Written task: Locate every line that holds the string "structured" and copy it.
--- Start of Stored data ---
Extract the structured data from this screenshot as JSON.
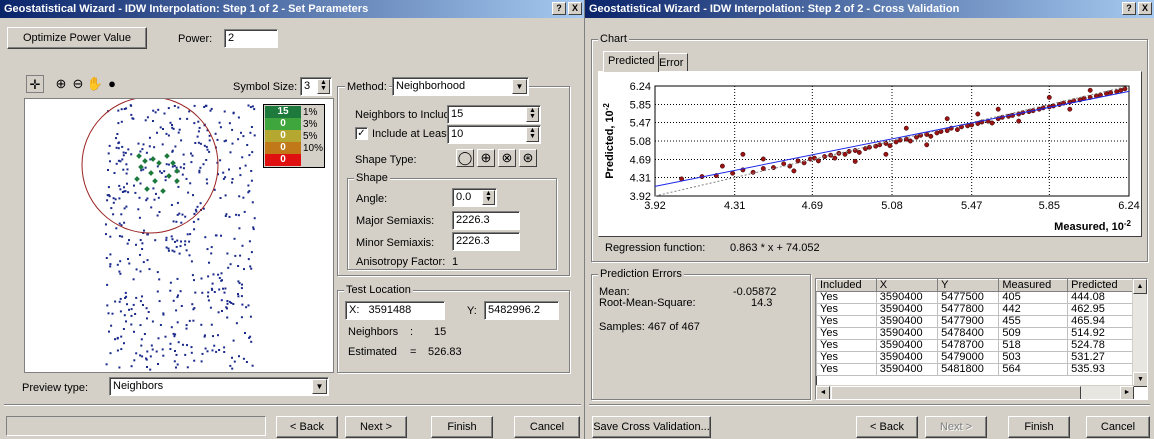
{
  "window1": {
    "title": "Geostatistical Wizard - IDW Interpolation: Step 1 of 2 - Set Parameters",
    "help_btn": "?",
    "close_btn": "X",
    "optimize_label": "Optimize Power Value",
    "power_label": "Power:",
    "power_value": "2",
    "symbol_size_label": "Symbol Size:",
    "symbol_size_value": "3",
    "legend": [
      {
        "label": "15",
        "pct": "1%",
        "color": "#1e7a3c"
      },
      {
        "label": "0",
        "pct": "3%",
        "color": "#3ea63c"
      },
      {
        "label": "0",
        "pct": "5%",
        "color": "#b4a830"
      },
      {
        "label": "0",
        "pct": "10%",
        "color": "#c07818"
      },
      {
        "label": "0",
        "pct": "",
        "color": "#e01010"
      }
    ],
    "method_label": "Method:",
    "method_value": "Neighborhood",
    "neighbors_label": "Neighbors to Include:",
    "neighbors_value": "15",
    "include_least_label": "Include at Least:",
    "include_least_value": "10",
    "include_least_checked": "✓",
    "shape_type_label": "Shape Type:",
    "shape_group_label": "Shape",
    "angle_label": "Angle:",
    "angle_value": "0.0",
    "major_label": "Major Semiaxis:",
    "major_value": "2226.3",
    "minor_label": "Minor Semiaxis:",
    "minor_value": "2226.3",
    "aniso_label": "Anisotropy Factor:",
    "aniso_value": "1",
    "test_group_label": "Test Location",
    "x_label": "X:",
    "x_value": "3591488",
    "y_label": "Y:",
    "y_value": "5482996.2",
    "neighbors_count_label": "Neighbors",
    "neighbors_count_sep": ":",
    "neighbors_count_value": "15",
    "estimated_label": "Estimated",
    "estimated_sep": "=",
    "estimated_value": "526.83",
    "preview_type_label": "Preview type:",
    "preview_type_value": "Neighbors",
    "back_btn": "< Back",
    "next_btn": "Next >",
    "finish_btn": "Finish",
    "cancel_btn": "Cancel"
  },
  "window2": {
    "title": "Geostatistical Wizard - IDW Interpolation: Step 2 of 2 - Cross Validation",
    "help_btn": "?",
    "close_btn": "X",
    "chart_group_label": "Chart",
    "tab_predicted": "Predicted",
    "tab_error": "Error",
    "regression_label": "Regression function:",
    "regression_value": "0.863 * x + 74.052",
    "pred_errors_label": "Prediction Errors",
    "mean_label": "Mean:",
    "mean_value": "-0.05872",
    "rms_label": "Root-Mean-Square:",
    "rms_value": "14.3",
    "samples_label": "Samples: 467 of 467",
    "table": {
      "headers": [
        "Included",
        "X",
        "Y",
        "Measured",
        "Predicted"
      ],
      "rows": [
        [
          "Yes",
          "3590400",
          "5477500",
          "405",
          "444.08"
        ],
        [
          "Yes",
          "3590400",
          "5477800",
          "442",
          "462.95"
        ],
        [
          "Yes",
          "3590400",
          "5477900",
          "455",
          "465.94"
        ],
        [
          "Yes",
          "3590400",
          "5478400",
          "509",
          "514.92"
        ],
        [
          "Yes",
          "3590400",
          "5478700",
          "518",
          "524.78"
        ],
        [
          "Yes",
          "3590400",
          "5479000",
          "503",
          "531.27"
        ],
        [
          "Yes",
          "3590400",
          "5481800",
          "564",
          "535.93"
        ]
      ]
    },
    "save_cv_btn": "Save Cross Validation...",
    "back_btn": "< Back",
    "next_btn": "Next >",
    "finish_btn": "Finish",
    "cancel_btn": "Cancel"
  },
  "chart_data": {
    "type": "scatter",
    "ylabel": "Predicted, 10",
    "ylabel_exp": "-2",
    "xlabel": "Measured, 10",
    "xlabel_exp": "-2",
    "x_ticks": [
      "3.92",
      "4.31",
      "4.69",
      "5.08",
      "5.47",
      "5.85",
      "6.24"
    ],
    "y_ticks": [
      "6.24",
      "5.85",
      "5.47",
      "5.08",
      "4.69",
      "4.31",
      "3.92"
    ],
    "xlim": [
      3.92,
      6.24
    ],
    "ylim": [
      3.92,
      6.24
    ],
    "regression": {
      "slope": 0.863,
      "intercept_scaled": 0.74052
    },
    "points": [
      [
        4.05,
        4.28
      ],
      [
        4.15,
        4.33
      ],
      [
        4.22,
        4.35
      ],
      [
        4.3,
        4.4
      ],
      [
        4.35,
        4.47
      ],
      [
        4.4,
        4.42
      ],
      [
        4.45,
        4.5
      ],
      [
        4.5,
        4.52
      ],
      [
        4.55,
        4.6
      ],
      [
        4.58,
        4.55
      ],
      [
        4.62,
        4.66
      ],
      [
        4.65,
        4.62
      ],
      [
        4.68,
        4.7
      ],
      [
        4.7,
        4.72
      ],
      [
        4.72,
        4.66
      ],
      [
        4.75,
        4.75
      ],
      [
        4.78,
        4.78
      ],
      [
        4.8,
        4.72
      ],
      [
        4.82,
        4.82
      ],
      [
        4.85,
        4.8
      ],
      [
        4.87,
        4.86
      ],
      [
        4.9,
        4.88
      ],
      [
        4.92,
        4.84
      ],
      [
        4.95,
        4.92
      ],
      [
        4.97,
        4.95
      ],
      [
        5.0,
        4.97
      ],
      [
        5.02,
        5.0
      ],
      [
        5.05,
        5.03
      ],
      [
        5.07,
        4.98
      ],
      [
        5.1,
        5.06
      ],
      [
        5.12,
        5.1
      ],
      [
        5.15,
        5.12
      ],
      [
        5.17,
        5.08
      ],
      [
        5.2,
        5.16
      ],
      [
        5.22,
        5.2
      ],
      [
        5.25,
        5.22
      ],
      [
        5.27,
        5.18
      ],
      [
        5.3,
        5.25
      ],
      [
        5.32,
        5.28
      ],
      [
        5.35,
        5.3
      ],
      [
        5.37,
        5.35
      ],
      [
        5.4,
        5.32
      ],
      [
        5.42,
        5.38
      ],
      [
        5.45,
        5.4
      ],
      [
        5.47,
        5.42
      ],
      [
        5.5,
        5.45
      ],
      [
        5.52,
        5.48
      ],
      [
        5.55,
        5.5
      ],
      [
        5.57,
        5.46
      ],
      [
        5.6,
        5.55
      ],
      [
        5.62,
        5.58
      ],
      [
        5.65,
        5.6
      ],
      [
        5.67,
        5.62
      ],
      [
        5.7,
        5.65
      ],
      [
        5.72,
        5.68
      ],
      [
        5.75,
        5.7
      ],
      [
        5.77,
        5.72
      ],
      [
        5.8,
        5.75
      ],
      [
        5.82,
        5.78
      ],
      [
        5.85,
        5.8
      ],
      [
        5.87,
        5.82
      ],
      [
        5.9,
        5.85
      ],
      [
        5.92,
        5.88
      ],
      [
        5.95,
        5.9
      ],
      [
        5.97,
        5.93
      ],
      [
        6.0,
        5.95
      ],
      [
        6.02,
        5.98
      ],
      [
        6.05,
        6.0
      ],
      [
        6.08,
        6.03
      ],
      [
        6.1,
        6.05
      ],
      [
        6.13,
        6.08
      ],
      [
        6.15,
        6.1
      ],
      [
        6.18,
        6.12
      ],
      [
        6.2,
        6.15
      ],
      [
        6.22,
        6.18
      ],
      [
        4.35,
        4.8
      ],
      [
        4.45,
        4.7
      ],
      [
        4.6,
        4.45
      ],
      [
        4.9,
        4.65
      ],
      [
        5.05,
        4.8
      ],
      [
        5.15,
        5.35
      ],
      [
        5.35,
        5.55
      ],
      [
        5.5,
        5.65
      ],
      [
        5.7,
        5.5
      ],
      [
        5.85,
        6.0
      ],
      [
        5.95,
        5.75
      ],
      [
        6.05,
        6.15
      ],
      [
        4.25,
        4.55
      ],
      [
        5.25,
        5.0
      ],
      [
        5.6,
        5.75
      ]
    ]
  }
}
--- End of Stored data ---
--- Start of Stored data ---
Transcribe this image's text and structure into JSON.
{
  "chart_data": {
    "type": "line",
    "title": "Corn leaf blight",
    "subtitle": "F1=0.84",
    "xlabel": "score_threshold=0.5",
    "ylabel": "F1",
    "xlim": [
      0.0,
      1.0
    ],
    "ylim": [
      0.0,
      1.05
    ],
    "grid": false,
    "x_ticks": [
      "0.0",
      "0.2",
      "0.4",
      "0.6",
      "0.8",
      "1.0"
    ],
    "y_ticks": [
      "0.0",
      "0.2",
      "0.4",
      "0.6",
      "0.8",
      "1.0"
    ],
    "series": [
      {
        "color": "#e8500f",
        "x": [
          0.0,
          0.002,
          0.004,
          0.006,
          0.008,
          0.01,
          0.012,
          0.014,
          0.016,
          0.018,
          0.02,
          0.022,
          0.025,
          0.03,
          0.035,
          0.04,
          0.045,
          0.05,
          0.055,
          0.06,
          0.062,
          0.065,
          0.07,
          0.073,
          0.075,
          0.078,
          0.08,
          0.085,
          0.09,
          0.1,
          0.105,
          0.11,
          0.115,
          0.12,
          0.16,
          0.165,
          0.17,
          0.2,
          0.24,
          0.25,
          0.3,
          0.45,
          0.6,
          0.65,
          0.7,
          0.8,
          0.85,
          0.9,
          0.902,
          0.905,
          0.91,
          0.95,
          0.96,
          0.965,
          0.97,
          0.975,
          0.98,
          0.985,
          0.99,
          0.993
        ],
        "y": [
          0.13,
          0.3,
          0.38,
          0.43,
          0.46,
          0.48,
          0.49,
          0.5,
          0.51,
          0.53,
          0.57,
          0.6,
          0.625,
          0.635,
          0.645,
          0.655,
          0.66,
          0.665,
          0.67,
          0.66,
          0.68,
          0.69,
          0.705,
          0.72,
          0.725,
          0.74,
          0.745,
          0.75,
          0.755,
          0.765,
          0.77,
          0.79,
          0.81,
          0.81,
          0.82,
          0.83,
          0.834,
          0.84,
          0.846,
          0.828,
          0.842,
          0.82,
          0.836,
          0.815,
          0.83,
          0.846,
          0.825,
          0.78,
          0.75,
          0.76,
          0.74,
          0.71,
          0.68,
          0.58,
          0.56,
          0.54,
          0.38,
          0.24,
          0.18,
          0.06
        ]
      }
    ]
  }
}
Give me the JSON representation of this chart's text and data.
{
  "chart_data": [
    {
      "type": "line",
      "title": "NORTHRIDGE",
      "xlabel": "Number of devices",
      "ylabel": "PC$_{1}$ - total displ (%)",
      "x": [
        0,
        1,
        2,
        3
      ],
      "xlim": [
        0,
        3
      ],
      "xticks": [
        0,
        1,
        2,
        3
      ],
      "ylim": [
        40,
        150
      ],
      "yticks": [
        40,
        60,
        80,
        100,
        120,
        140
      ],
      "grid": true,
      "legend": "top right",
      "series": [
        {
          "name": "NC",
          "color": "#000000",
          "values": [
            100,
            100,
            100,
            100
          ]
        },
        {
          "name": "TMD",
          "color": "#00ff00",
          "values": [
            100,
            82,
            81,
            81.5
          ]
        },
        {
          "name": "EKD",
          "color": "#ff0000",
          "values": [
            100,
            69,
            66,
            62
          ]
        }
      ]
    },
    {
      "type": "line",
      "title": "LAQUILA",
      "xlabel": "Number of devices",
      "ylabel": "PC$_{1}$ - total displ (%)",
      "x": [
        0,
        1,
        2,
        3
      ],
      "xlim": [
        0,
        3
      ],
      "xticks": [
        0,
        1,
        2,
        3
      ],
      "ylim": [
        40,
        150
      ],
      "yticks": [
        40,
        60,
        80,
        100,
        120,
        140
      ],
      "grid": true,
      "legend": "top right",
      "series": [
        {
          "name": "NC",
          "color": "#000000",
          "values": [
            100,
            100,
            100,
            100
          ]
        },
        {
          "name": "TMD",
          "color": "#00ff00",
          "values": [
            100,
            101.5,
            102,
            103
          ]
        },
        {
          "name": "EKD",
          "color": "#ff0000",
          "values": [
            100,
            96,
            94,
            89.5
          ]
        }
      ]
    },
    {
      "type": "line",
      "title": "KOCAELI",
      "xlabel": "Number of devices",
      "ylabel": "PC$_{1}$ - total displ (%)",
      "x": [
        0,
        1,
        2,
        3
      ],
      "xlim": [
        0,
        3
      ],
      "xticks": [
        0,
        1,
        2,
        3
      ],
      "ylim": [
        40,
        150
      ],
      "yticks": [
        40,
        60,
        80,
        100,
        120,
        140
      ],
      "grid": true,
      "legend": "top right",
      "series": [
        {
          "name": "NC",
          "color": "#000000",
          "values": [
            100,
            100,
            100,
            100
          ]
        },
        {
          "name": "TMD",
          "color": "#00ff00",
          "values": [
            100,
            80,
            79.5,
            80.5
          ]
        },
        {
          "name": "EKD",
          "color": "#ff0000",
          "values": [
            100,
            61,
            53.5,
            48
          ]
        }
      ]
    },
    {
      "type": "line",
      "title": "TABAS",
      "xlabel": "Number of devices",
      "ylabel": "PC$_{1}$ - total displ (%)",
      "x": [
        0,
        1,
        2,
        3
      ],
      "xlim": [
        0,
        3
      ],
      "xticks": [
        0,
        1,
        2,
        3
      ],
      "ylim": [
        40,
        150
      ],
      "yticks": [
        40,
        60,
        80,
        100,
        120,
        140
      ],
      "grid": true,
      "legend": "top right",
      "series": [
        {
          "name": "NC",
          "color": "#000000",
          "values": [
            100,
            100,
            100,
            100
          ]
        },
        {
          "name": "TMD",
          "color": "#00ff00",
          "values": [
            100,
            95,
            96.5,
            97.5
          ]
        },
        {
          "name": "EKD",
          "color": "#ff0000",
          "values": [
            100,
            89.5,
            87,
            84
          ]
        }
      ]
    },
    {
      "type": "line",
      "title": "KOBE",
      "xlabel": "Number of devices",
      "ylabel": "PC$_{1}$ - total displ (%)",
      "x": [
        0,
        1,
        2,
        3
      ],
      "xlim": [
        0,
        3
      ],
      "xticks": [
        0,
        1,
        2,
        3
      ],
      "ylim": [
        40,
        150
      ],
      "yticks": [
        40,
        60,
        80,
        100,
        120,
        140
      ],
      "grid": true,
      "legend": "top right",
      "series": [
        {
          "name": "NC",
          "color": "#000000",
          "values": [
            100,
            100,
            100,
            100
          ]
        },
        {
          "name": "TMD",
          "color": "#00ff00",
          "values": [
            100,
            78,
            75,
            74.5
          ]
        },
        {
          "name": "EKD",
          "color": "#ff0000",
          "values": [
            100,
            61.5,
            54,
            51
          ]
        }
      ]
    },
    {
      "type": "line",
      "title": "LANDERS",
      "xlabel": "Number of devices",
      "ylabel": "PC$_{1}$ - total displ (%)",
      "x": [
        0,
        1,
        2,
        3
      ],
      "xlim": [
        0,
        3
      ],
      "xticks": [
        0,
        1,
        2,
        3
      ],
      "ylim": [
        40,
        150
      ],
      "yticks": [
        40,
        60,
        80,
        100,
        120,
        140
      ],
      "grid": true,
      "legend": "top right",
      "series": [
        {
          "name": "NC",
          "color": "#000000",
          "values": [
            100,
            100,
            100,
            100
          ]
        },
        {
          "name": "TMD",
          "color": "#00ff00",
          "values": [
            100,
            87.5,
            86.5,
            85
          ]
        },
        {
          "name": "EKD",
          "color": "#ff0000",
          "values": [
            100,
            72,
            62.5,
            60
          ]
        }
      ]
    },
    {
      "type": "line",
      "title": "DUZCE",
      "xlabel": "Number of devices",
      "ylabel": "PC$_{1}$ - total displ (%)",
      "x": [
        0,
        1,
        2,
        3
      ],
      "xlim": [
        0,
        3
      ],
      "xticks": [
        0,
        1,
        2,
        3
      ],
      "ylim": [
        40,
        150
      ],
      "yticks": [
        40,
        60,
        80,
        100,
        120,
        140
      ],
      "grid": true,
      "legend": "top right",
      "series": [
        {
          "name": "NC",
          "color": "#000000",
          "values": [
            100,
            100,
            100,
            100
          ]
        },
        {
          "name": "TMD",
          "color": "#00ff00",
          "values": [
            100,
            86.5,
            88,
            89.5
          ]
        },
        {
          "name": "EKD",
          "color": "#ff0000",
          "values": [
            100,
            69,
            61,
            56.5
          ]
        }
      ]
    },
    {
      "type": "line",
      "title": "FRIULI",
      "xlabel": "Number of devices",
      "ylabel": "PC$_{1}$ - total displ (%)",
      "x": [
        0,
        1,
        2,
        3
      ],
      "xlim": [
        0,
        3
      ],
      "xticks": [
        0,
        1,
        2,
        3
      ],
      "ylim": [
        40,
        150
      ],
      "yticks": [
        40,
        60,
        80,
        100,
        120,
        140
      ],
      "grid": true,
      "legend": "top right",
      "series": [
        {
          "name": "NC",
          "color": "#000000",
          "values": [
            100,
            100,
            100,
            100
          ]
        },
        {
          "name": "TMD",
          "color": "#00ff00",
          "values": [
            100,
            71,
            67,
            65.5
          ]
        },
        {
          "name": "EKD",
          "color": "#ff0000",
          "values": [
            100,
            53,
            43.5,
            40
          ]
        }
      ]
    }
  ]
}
--- End of Stored data ---
--- Start of Stored data ---
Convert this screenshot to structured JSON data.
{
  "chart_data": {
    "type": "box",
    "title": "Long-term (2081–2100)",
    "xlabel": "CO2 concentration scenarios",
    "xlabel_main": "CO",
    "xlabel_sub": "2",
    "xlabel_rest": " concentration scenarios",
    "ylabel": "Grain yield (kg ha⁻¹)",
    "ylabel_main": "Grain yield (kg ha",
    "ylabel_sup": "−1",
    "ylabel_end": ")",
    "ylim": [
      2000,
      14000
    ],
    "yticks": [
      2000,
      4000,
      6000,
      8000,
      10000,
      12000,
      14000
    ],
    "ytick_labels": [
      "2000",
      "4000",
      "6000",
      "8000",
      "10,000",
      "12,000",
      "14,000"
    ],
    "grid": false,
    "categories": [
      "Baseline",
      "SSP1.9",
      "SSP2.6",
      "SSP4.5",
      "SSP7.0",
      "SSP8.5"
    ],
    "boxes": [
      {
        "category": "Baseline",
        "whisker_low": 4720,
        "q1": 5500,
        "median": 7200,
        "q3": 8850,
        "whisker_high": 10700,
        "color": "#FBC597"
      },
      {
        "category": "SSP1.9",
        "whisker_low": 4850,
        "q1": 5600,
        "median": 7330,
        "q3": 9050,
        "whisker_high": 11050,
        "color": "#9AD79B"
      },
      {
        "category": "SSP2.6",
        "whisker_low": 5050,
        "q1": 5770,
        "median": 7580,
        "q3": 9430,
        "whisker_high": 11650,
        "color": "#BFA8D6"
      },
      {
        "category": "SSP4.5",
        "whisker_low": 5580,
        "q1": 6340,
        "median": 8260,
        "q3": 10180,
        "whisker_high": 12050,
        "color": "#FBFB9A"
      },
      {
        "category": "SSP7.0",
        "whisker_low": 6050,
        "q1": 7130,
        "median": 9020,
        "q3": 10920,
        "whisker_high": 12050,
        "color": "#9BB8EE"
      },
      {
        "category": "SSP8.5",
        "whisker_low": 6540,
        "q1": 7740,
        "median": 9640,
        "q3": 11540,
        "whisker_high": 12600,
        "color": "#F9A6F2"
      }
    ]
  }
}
--- End of Stored data ---
Answer for the task:
Extract the structured data from this screenshot as JSON.
Convert this screenshot to structured JSON data.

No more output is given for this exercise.